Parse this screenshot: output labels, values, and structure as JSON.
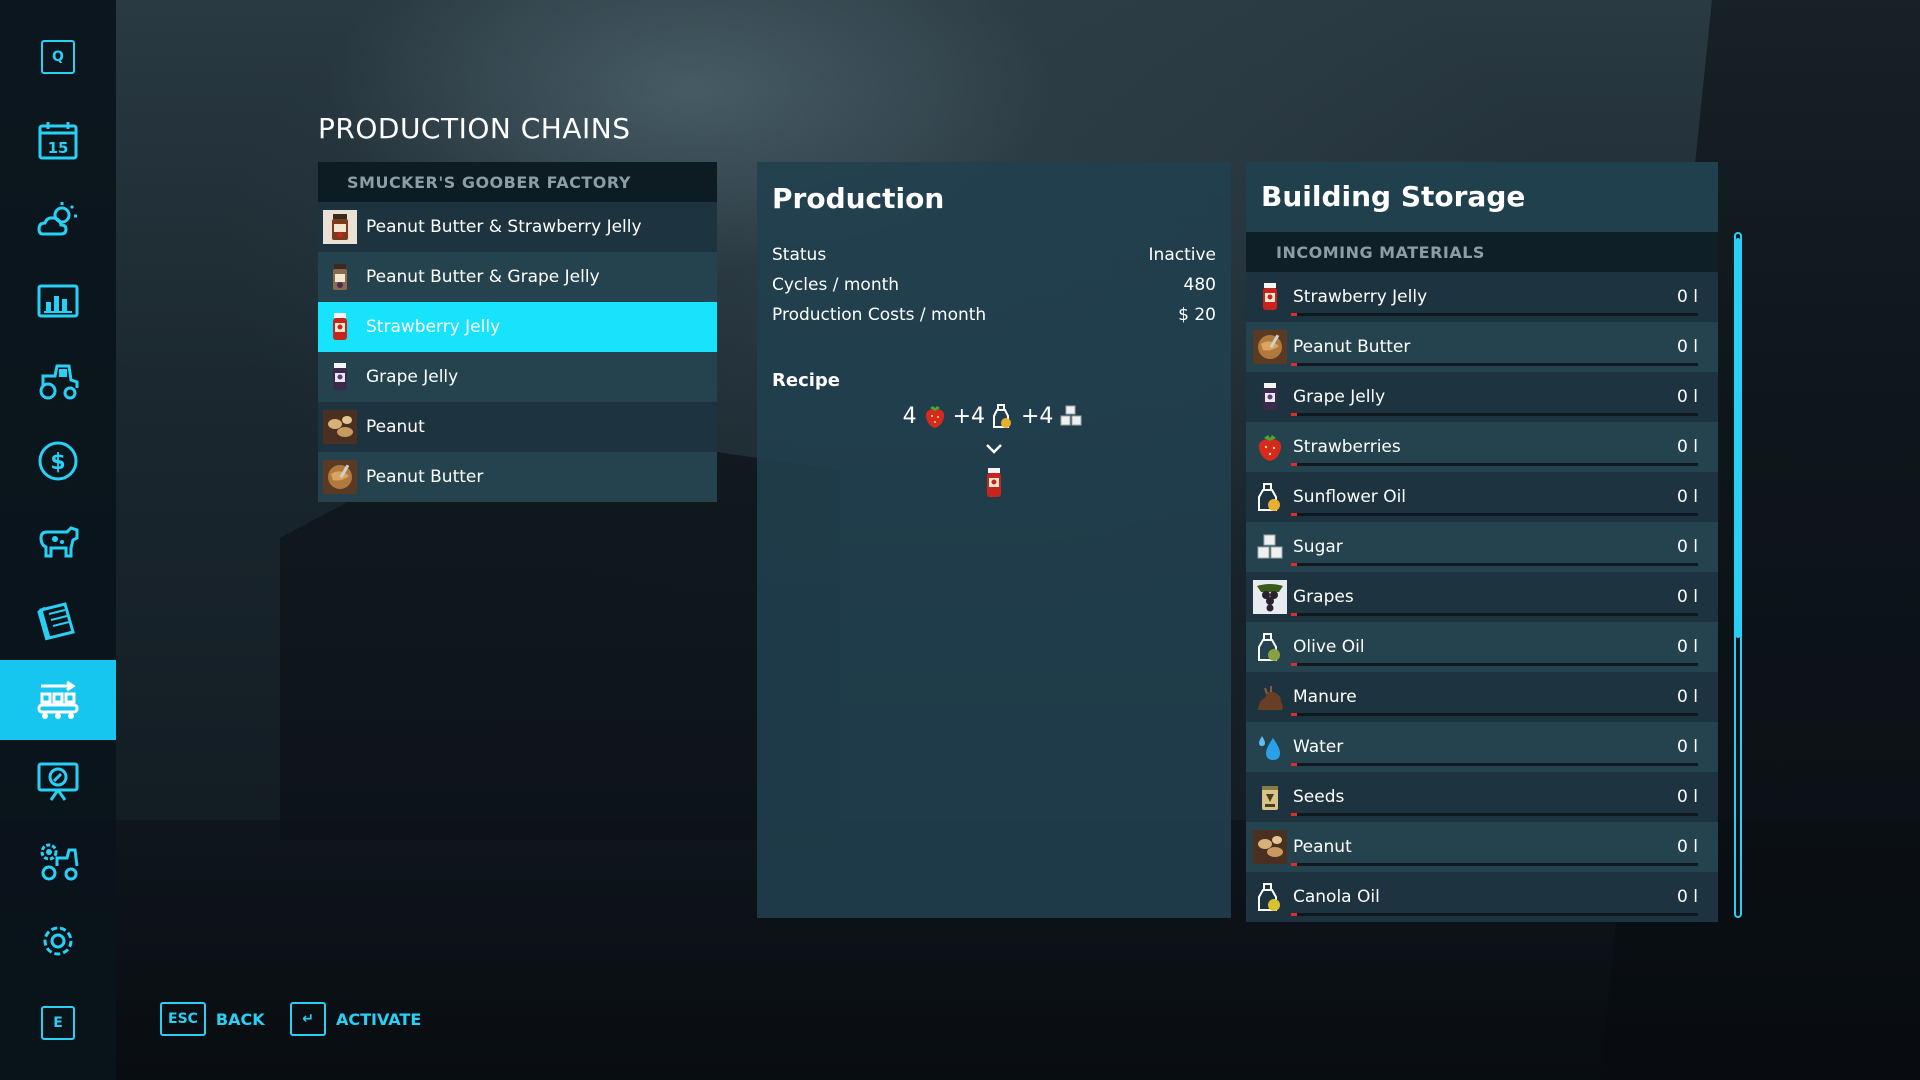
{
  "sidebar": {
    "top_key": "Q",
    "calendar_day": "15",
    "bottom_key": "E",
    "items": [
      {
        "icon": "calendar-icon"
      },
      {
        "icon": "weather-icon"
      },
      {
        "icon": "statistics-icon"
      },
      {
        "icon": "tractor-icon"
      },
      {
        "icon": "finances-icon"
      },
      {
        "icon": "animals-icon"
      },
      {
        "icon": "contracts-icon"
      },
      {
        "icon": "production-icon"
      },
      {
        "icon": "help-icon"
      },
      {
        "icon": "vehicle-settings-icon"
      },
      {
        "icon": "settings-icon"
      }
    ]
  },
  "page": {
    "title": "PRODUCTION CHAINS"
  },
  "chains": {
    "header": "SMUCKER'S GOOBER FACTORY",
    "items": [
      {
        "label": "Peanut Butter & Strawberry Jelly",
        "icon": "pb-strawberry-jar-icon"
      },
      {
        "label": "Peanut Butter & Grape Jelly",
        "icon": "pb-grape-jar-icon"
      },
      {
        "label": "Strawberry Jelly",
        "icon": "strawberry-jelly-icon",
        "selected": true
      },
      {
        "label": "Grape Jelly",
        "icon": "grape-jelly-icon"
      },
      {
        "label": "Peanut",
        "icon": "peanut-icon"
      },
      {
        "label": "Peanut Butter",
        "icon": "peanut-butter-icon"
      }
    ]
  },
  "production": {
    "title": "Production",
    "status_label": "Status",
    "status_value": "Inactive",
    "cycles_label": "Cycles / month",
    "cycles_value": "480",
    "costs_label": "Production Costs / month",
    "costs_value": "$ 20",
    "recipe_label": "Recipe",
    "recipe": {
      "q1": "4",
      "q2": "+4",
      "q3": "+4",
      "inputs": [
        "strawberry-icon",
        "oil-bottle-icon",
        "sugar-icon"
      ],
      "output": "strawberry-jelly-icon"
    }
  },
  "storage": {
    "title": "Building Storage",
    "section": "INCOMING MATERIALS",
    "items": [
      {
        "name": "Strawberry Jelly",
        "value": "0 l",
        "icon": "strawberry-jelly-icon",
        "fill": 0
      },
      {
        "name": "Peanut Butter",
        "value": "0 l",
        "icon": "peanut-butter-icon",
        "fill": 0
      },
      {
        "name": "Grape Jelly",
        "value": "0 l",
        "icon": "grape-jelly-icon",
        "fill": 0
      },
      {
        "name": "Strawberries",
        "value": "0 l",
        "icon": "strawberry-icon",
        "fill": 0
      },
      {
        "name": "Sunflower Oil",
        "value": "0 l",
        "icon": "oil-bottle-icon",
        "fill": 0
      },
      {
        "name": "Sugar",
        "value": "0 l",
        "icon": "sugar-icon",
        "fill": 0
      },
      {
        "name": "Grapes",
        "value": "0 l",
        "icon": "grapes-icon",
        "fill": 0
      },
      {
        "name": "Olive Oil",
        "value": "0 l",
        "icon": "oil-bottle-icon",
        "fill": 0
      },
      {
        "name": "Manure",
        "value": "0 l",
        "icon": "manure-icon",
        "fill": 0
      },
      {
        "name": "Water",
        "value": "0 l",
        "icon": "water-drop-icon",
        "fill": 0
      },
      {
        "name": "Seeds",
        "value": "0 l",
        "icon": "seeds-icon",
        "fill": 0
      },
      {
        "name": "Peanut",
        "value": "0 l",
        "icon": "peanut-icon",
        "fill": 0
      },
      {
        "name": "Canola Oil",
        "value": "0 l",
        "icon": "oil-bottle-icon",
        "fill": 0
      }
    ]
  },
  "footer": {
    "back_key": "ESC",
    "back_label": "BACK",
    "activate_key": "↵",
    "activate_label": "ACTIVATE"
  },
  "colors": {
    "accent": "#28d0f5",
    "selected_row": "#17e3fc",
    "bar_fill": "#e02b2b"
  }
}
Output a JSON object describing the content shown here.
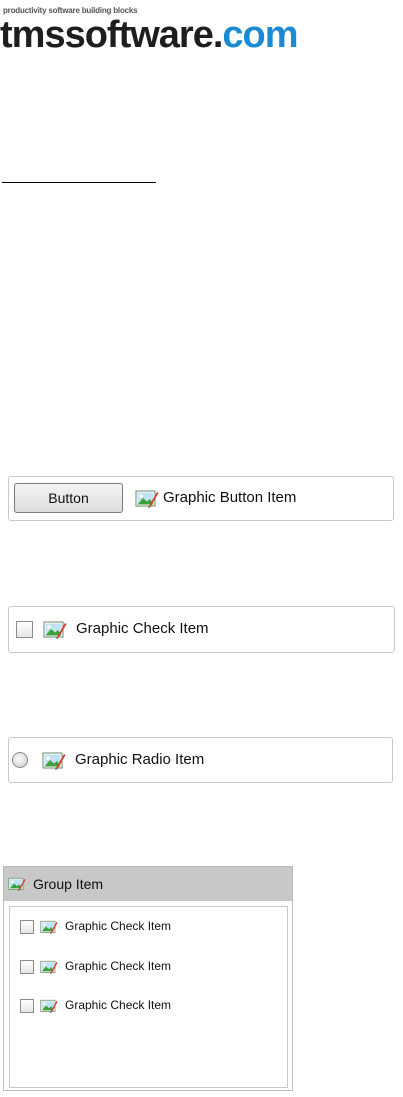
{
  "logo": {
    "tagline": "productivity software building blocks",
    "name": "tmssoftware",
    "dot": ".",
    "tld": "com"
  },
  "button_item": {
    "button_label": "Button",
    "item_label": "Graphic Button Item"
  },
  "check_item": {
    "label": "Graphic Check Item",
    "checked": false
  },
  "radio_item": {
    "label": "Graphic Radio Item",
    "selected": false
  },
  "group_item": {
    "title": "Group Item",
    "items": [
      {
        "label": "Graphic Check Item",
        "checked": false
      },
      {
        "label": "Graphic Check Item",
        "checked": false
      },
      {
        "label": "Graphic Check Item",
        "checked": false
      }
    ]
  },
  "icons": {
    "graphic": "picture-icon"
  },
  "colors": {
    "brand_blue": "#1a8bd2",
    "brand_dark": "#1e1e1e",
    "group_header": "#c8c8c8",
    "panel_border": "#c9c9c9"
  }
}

□ □ □ □ □ □ □

Work to complete: Go through the listing above and quote it exactly, apart from its images.

Written answer:
Parse this screenshot: output labels, values, and structure as JSON.
{
  "sidebar": {
    "top_key": "Q",
    "calendar_day": "15",
    "bottom_key": "E",
    "items": [
      {
        "icon": "calendar-icon"
      },
      {
        "icon": "weather-icon"
      },
      {
        "icon": "statistics-icon"
      },
      {
        "icon": "tractor-icon"
      },
      {
        "icon": "finances-icon"
      },
      {
        "icon": "animals-icon"
      },
      {
        "icon": "contracts-icon"
      },
      {
        "icon": "production-icon"
      },
      {
        "icon": "help-icon"
      },
      {
        "icon": "vehicle-settings-icon"
      },
      {
        "icon": "settings-icon"
      }
    ]
  },
  "page": {
    "title": "PRODUCTION CHAINS"
  },
  "chains": {
    "header": "SMUCKER'S GOOBER FACTORY",
    "items": [
      {
        "label": "Peanut Butter & Strawberry Jelly",
        "icon": "pb-strawberry-jar-icon"
      },
      {
        "label": "Peanut Butter & Grape Jelly",
        "icon": "pb-grape-jar-icon"
      },
      {
        "label": "Strawberry Jelly",
        "icon": "strawberry-jelly-icon",
        "selected": true
      },
      {
        "label": "Grape Jelly",
        "icon": "grape-jelly-icon"
      },
      {
        "label": "Peanut",
        "icon": "peanut-icon"
      },
      {
        "label": "Peanut Butter",
        "icon": "peanut-butter-icon"
      }
    ]
  },
  "production": {
    "title": "Production",
    "status_label": "Status",
    "status_value": "Inactive",
    "cycles_label": "Cycles / month",
    "cycles_value": "480",
    "costs_label": "Production Costs / month",
    "costs_value": "$ 20",
    "recipe_label": "Recipe",
    "recipe": {
      "q1": "4",
      "q2": "+4",
      "q3": "+4",
      "inputs": [
        "strawberry-icon",
        "oil-bottle-icon",
        "sugar-icon"
      ],
      "output": "strawberry-jelly-icon"
    }
  },
  "storage": {
    "title": "Building Storage",
    "section": "INCOMING MATERIALS",
    "items": [
      {
        "name": "Strawberry Jelly",
        "value": "0 l",
        "icon": "strawberry-jelly-icon",
        "fill": 0
      },
      {
        "name": "Peanut Butter",
        "value": "0 l",
        "icon": "peanut-butter-icon",
        "fill": 0
      },
      {
        "name": "Grape Jelly",
        "value": "0 l",
        "icon": "grape-jelly-icon",
        "fill": 0
      },
      {
        "name": "Strawberries",
        "value": "0 l",
        "icon": "strawberry-icon",
        "fill": 0
      },
      {
        "name": "Sunflower Oil",
        "value": "0 l",
        "icon": "oil-bottle-icon",
        "fill": 0
      },
      {
        "name": "Sugar",
        "value": "0 l",
        "icon": "sugar-icon",
        "fill": 0
      },
      {
        "name": "Grapes",
        "value": "0 l",
        "icon": "grapes-icon",
        "fill": 0
      },
      {
        "name": "Olive Oil",
        "value": "0 l",
        "icon": "oil-bottle-icon",
        "fill": 0
      },
      {
        "name": "Manure",
        "value": "0 l",
        "icon": "manure-icon",
        "fill": 0
      },
      {
        "name": "Water",
        "value": "0 l",
        "icon": "water-drop-icon",
        "fill": 0
      },
      {
        "name": "Seeds",
        "value": "0 l",
        "icon": "seeds-icon",
        "fill": 0
      },
      {
        "name": "Peanut",
        "value": "0 l",
        "icon": "peanut-icon",
        "fill": 0
      },
      {
        "name": "Canola Oil",
        "value": "0 l",
        "icon": "oil-bottle-icon",
        "fill": 0
      }
    ]
  },
  "footer": {
    "back_key": "ESC",
    "back_label": "BACK",
    "activate_key": "↵",
    "activate_label": "ACTIVATE"
  },
  "colors": {
    "accent": "#28d0f5",
    "selected_row": "#17e3fc",
    "bar_fill": "#e02b2b"
  }
}
Output a JSON object describing the content shown here.
{
  "logo": {
    "tagline": "productivity software building blocks",
    "name": "tmssoftware",
    "dot": ".",
    "tld": "com"
  },
  "button_item": {
    "button_label": "Button",
    "item_label": "Graphic Button Item"
  },
  "check_item": {
    "label": "Graphic Check Item",
    "checked": false
  },
  "radio_item": {
    "label": "Graphic Radio Item",
    "selected": false
  },
  "group_item": {
    "title": "Group Item",
    "items": [
      {
        "label": "Graphic Check Item",
        "checked": false
      },
      {
        "label": "Graphic Check Item",
        "checked": false
      },
      {
        "label": "Graphic Check Item",
        "checked": false
      }
    ]
  },
  "icons": {
    "graphic": "picture-icon"
  },
  "colors": {
    "brand_blue": "#1a8bd2",
    "brand_dark": "#1e1e1e",
    "group_header": "#c8c8c8",
    "panel_border": "#c9c9c9"
  }
}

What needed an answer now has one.